» **WRITTEN PROBLEM**:
Note each line where "subtitle" appears, and copy it.

» **DATA PROVIDED**:
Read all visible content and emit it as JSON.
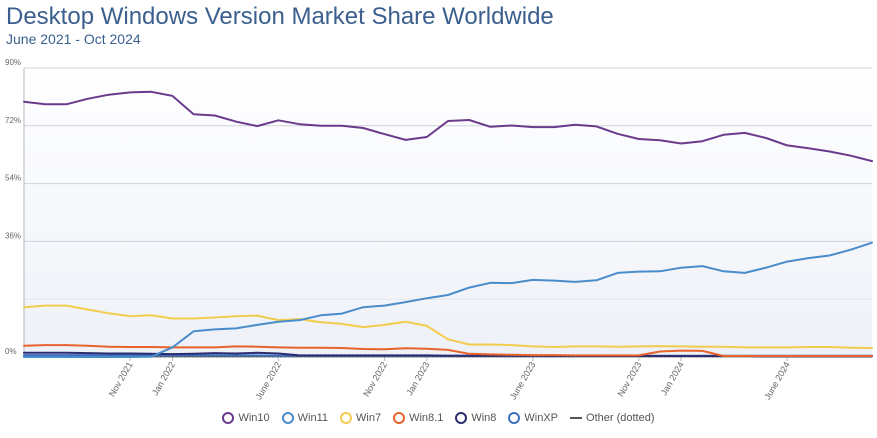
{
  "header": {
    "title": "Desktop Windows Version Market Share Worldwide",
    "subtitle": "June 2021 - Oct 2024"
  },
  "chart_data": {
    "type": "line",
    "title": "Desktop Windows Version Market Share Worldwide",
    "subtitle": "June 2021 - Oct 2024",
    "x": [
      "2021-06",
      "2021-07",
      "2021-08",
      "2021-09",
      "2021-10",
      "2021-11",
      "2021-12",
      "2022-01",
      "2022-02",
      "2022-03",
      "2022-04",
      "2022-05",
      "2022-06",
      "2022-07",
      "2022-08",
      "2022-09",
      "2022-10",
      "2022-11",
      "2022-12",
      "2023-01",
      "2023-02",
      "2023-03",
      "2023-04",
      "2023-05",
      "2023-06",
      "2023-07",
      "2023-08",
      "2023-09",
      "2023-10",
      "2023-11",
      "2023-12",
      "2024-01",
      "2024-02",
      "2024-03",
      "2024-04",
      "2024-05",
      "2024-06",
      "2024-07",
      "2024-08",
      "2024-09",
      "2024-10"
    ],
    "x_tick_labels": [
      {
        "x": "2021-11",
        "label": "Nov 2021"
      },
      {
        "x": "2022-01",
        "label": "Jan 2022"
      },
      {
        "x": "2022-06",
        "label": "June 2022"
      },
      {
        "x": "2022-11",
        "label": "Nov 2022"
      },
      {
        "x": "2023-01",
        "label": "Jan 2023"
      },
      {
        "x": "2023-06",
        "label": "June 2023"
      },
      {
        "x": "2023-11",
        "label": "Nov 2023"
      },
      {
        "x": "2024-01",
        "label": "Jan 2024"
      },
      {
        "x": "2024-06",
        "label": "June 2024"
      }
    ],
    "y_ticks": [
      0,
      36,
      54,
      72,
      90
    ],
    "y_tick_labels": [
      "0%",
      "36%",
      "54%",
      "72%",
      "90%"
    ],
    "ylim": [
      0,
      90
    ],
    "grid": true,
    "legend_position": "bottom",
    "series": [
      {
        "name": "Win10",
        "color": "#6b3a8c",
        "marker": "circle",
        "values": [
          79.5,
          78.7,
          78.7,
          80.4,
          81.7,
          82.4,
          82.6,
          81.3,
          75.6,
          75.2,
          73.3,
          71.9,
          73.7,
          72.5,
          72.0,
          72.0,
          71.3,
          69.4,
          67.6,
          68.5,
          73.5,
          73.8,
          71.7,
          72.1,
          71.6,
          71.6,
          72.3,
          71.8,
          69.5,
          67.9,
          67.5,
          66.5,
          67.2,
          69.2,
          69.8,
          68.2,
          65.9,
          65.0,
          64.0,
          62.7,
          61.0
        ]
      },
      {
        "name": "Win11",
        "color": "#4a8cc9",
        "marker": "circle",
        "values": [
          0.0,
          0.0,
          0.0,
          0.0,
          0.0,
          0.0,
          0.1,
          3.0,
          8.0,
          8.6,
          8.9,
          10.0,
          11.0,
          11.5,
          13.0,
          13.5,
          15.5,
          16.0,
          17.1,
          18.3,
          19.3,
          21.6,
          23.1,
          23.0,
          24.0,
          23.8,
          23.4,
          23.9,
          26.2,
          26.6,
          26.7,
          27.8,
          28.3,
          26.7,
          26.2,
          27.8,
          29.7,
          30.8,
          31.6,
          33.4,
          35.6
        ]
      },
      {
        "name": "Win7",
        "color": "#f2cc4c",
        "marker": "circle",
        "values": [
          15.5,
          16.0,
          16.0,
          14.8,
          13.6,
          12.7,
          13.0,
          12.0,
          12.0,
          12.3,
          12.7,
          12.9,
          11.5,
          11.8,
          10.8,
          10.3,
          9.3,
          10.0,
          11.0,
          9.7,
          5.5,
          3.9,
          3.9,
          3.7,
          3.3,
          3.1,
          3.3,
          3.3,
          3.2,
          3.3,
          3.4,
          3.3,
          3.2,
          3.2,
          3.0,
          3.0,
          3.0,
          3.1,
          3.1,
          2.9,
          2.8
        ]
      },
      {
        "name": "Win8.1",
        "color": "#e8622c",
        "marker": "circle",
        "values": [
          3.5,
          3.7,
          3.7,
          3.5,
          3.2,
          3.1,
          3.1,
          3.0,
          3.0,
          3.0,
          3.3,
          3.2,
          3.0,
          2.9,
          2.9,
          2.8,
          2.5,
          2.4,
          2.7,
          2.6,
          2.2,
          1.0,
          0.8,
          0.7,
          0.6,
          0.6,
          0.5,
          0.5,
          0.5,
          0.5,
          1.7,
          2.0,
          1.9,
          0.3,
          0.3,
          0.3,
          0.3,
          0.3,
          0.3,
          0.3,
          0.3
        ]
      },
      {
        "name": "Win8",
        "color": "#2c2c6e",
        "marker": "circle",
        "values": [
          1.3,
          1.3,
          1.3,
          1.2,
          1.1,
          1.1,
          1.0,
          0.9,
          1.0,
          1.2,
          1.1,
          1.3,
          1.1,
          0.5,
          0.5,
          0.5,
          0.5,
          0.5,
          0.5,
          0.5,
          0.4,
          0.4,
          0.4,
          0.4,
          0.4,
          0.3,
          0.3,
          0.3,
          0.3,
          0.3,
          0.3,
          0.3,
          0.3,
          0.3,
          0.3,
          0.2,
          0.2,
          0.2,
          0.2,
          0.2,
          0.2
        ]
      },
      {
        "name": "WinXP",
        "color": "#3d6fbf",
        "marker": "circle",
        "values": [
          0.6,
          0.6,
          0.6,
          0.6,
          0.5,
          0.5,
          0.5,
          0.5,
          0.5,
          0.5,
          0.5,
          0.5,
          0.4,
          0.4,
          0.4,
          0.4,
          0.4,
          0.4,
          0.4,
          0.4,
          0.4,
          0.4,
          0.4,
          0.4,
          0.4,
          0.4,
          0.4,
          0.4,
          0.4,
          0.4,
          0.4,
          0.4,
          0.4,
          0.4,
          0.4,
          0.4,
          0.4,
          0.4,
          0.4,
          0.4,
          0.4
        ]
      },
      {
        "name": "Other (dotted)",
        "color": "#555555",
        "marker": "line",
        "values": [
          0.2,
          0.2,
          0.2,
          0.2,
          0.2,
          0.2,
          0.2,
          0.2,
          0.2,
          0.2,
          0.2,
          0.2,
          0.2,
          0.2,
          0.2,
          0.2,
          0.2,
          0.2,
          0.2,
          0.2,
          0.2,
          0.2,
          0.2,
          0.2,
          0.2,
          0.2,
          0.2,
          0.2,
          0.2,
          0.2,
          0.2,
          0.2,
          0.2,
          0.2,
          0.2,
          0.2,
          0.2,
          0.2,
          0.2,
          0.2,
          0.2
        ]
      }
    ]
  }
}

» **TASK RESULT**:
    "subtitle": "June 2021 - Oct 2024"
    "subtitle": "June 2021 - Oct 2024",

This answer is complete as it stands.